● What the task asks
Make an exact copy of the entries, and keep any pictures out of it.

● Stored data

***

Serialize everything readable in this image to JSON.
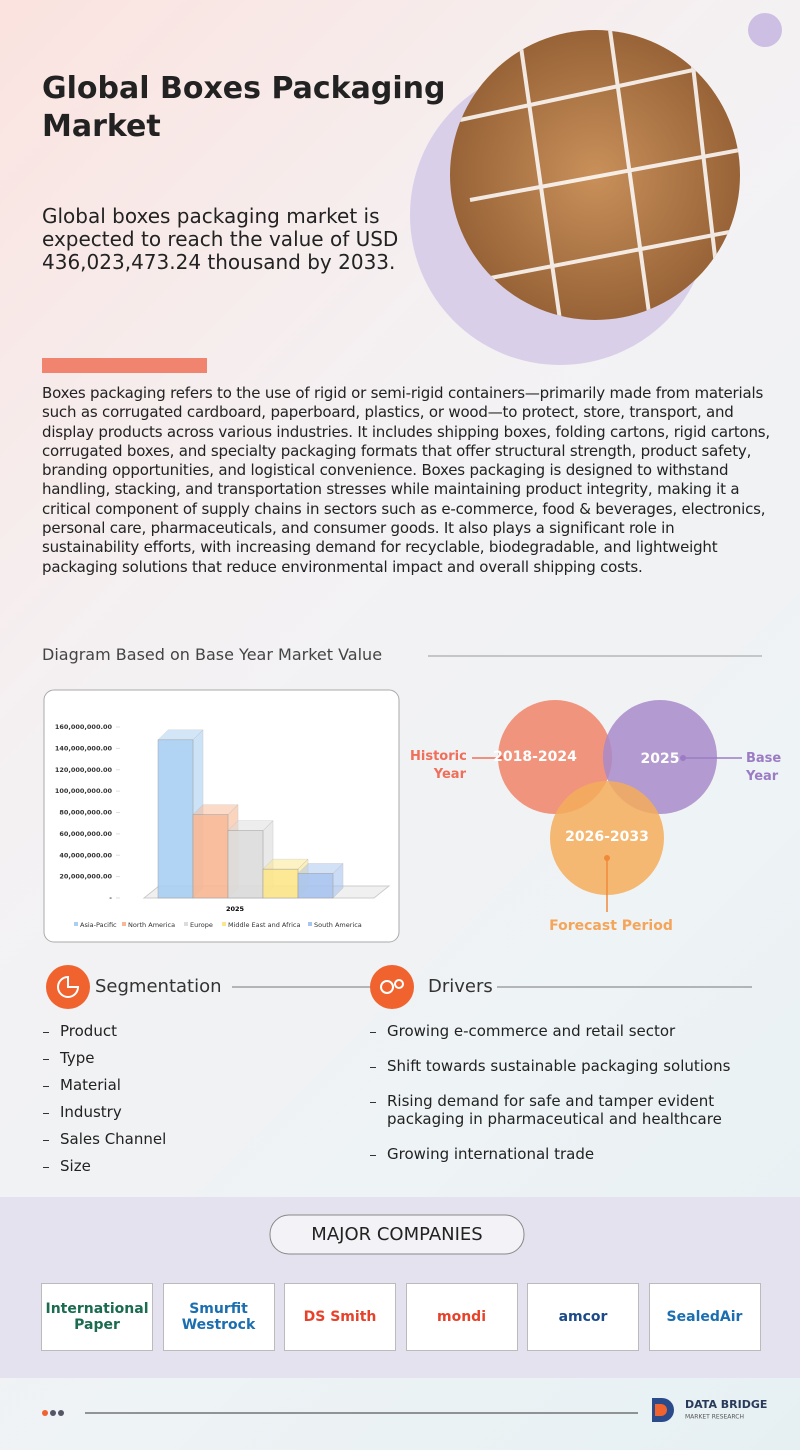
{
  "header": {
    "title": "Global Boxes Packaging Market",
    "subtitle": "Global boxes packaging market is expected to reach the value of USD 436,023,473.24 thousand by 2033."
  },
  "description": "Boxes packaging refers to the use of rigid or semi-rigid containers—primarily made from materials such as corrugated cardboard, paperboard, plastics, or wood—to protect, store, transport, and display products across various industries. It includes shipping boxes, folding cartons, rigid cartons, corrugated boxes, and specialty packaging formats that offer structural strength, product safety, branding opportunities, and logistical convenience. Boxes packaging is designed to withstand handling, stacking, and transportation stresses while maintaining product integrity, making it a critical component of supply chains in sectors such as e-commerce, food & beverages, electronics, personal care, pharmaceuticals, and consumer goods. It also plays a significant role in sustainability efforts, with increasing demand for recyclable, biodegradable, and lightweight packaging solutions that reduce environmental impact and overall shipping costs.",
  "diagram": {
    "heading": "Diagram Based on Base Year Market Value"
  },
  "chart_data": {
    "type": "bar",
    "categories": [
      "2025"
    ],
    "series": [
      {
        "name": "Asia-Pacific",
        "color": "#a9cff3",
        "values": [
          148000000
        ]
      },
      {
        "name": "North America",
        "color": "#f9b893",
        "values": [
          78000000
        ]
      },
      {
        "name": "Europe",
        "color": "#dcdcdc",
        "values": [
          63000000
        ]
      },
      {
        "name": "Middle East and Africa",
        "color": "#fde68a",
        "values": [
          27000000
        ]
      },
      {
        "name": "South America",
        "color": "#a8c4f0",
        "values": [
          23000000
        ]
      }
    ],
    "ylim": [
      0,
      160000000
    ],
    "yticks": [
      {
        "value": 0,
        "label": "-"
      },
      {
        "value": 20000000,
        "label": "20,000,000.00"
      },
      {
        "value": 40000000,
        "label": "40,000,000.00"
      },
      {
        "value": 60000000,
        "label": "60,000,000.00"
      },
      {
        "value": 80000000,
        "label": "80,000,000.00"
      },
      {
        "value": 100000000,
        "label": "100,000,000.00"
      },
      {
        "value": 120000000,
        "label": "120,000,000.00"
      },
      {
        "value": 140000000,
        "label": "140,000,000.00"
      },
      {
        "value": 160000000,
        "label": "160,000,000.00"
      }
    ],
    "grid": false
  },
  "venn": {
    "historic_period": "2018-2024",
    "base_year": "2025",
    "forecast_period": "2026-2033",
    "historic_label": "Historic Year",
    "base_label": "Base Year",
    "forecast_label": "Forecast Period"
  },
  "segmentation": {
    "heading": "Segmentation",
    "items": [
      "Product",
      "Type",
      "Material",
      "Industry",
      "Sales Channel",
      "Size"
    ]
  },
  "drivers": {
    "heading": "Drivers",
    "items": [
      "Growing e-commerce and retail sector",
      "Shift towards sustainable packaging solutions",
      "Rising demand for safe and tamper evident packaging in pharmaceutical and healthcare",
      "Growing international trade"
    ]
  },
  "companies": {
    "heading": "MAJOR COMPANIES",
    "names": [
      "International Paper",
      "Smurfit Westrock",
      "DS Smith",
      "mondi",
      "amcor",
      "SealedAir"
    ]
  },
  "footer": {
    "brand": "DATA BRIDGE",
    "tagline": "MARKET RESEARCH"
  }
}
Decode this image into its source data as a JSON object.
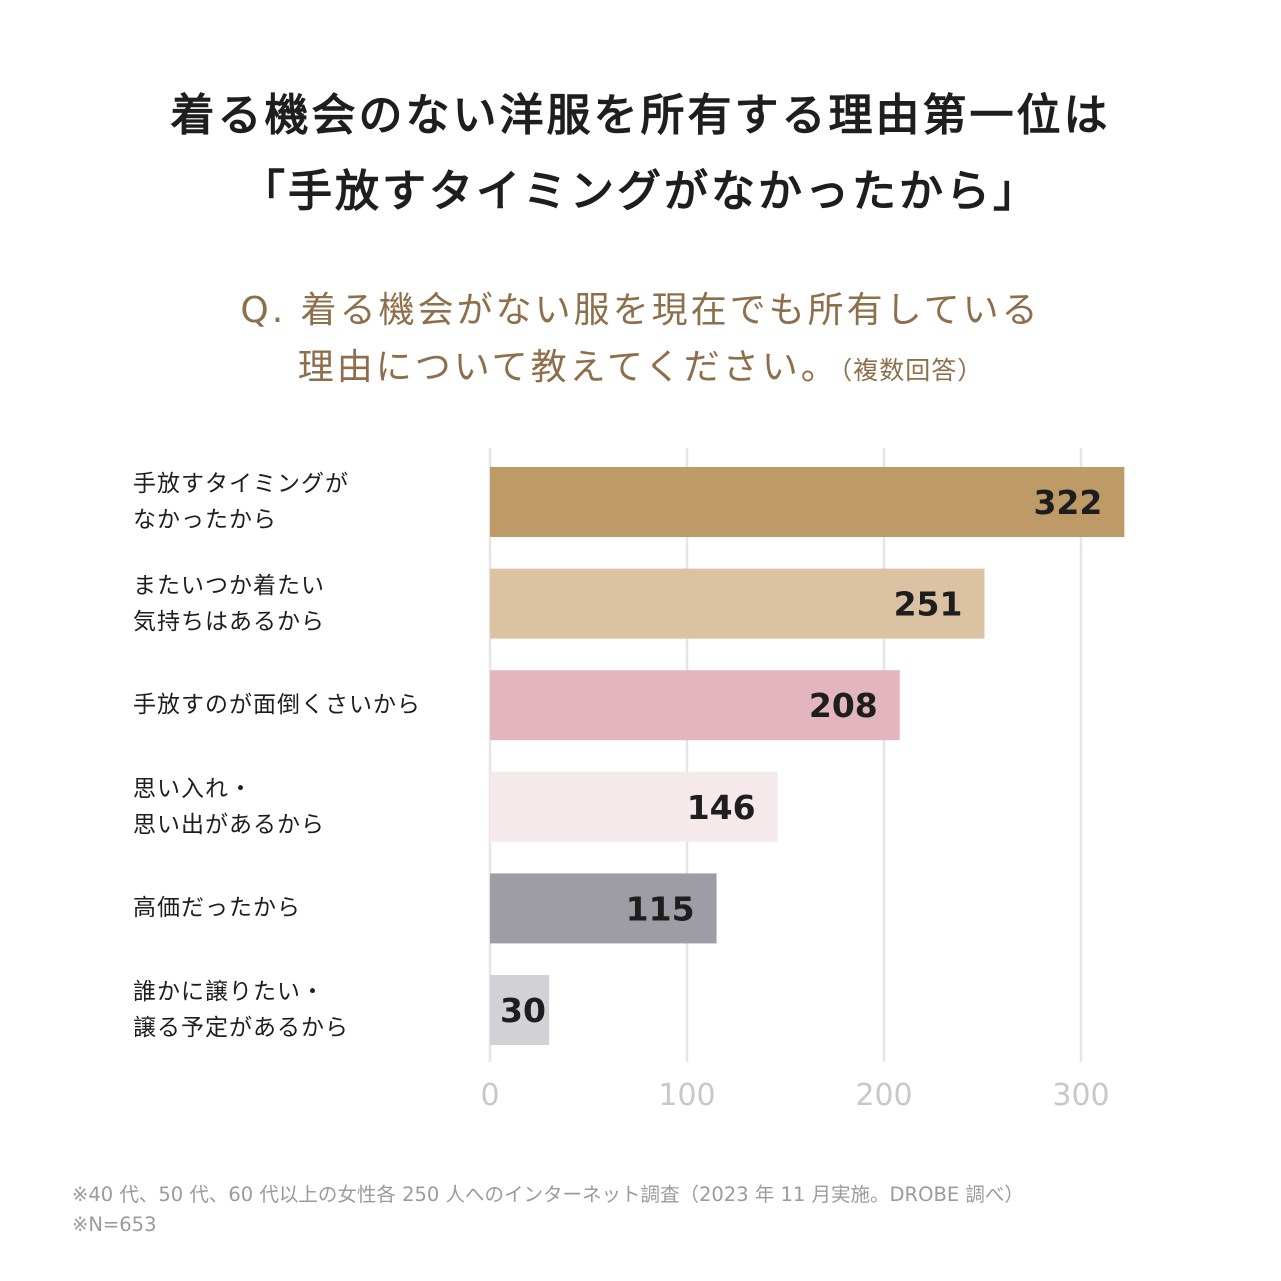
{
  "title": {
    "line1": "着る機会のない洋服を所有する理由第一位は",
    "line2": "「手放すタイミングがなかったから」"
  },
  "question": {
    "line1": "Q. 着る機会がない服を現在でも所有している",
    "line2": "理由について教えてください。",
    "note": "（複数回答）"
  },
  "chart_data": {
    "type": "bar",
    "orientation": "horizontal",
    "categories": [
      [
        "手放すタイミングが",
        "なかったから"
      ],
      [
        "またいつか着たい",
        "気持ちはあるから"
      ],
      [
        "手放すのが面倒くさいから"
      ],
      [
        "思い入れ・",
        "思い出があるから"
      ],
      [
        "高価だったから"
      ],
      [
        "誰かに譲りたい・",
        "譲る予定があるから"
      ]
    ],
    "values": [
      322,
      251,
      208,
      146,
      115,
      30
    ],
    "colors": [
      "#be9a66",
      "#dac2a2",
      "#e3b5bf",
      "#f5e9ec",
      "#9e9da6",
      "#d1d1d6"
    ],
    "xlim": [
      0,
      300
    ],
    "xticks": [
      0,
      100,
      200,
      300
    ],
    "grid": true,
    "data_labels": true
  },
  "footnote": {
    "line1": "※40 代、50 代、60 代以上の女性各 250 人へのインターネット調査（2023 年 11 月実施。DROBE 調べ）",
    "line2": "※N=653"
  }
}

***

● Completed exercise
Serialize everything readable in this image to JSON.
{
  "header": {
    "title": "Global Boxes Packaging Market",
    "subtitle": "Global boxes packaging market is expected to reach the value of USD 436,023,473.24 thousand by 2033."
  },
  "description": "Boxes packaging refers to the use of rigid or semi-rigid containers—primarily made from materials such as corrugated cardboard, paperboard, plastics, or wood—to protect, store, transport, and display products across various industries. It includes shipping boxes, folding cartons, rigid cartons, corrugated boxes, and specialty packaging formats that offer structural strength, product safety, branding opportunities, and logistical convenience. Boxes packaging is designed to withstand handling, stacking, and transportation stresses while maintaining product integrity, making it a critical component of supply chains in sectors such as e-commerce, food & beverages, electronics, personal care, pharmaceuticals, and consumer goods. It also plays a significant role in sustainability efforts, with increasing demand for recyclable, biodegradable, and lightweight packaging solutions that reduce environmental impact and overall shipping costs.",
  "diagram": {
    "heading": "Diagram Based on Base Year Market Value"
  },
  "chart_data": {
    "type": "bar",
    "categories": [
      "2025"
    ],
    "series": [
      {
        "name": "Asia-Pacific",
        "color": "#a9cff3",
        "values": [
          148000000
        ]
      },
      {
        "name": "North America",
        "color": "#f9b893",
        "values": [
          78000000
        ]
      },
      {
        "name": "Europe",
        "color": "#dcdcdc",
        "values": [
          63000000
        ]
      },
      {
        "name": "Middle East and Africa",
        "color": "#fde68a",
        "values": [
          27000000
        ]
      },
      {
        "name": "South America",
        "color": "#a8c4f0",
        "values": [
          23000000
        ]
      }
    ],
    "ylim": [
      0,
      160000000
    ],
    "yticks": [
      {
        "value": 0,
        "label": "-"
      },
      {
        "value": 20000000,
        "label": "20,000,000.00"
      },
      {
        "value": 40000000,
        "label": "40,000,000.00"
      },
      {
        "value": 60000000,
        "label": "60,000,000.00"
      },
      {
        "value": 80000000,
        "label": "80,000,000.00"
      },
      {
        "value": 100000000,
        "label": "100,000,000.00"
      },
      {
        "value": 120000000,
        "label": "120,000,000.00"
      },
      {
        "value": 140000000,
        "label": "140,000,000.00"
      },
      {
        "value": 160000000,
        "label": "160,000,000.00"
      }
    ],
    "grid": false
  },
  "venn": {
    "historic_period": "2018-2024",
    "base_year": "2025",
    "forecast_period": "2026-2033",
    "historic_label": "Historic Year",
    "base_label": "Base Year",
    "forecast_label": "Forecast Period"
  },
  "segmentation": {
    "heading": "Segmentation",
    "items": [
      "Product",
      "Type",
      "Material",
      "Industry",
      "Sales Channel",
      "Size"
    ]
  },
  "drivers": {
    "heading": "Drivers",
    "items": [
      "Growing e-commerce and retail sector",
      "Shift towards sustainable packaging solutions",
      "Rising demand for safe and tamper evident packaging in pharmaceutical and healthcare",
      "Growing international trade"
    ]
  },
  "companies": {
    "heading": "MAJOR COMPANIES",
    "names": [
      "International Paper",
      "Smurfit Westrock",
      "DS Smith",
      "mondi",
      "amcor",
      "SealedAir"
    ]
  },
  "footer": {
    "brand": "DATA BRIDGE",
    "tagline": "MARKET RESEARCH"
  }
}
Decode this image into its source data as a JSON object.
{
  "title": {
    "line1": "着る機会のない洋服を所有する理由第一位は",
    "line2": "「手放すタイミングがなかったから」"
  },
  "question": {
    "line1": "Q. 着る機会がない服を現在でも所有している",
    "line2": "理由について教えてください。",
    "note": "（複数回答）"
  },
  "chart_data": {
    "type": "bar",
    "orientation": "horizontal",
    "categories": [
      [
        "手放すタイミングが",
        "なかったから"
      ],
      [
        "またいつか着たい",
        "気持ちはあるから"
      ],
      [
        "手放すのが面倒くさいから"
      ],
      [
        "思い入れ・",
        "思い出があるから"
      ],
      [
        "高価だったから"
      ],
      [
        "誰かに譲りたい・",
        "譲る予定があるから"
      ]
    ],
    "values": [
      322,
      251,
      208,
      146,
      115,
      30
    ],
    "colors": [
      "#be9a66",
      "#dac2a2",
      "#e3b5bf",
      "#f5e9ec",
      "#9e9da6",
      "#d1d1d6"
    ],
    "xlim": [
      0,
      300
    ],
    "xticks": [
      0,
      100,
      200,
      300
    ],
    "grid": true,
    "data_labels": true
  },
  "footnote": {
    "line1": "※40 代、50 代、60 代以上の女性各 250 人へのインターネット調査（2023 年 11 月実施。DROBE 調べ）",
    "line2": "※N=653"
  }
}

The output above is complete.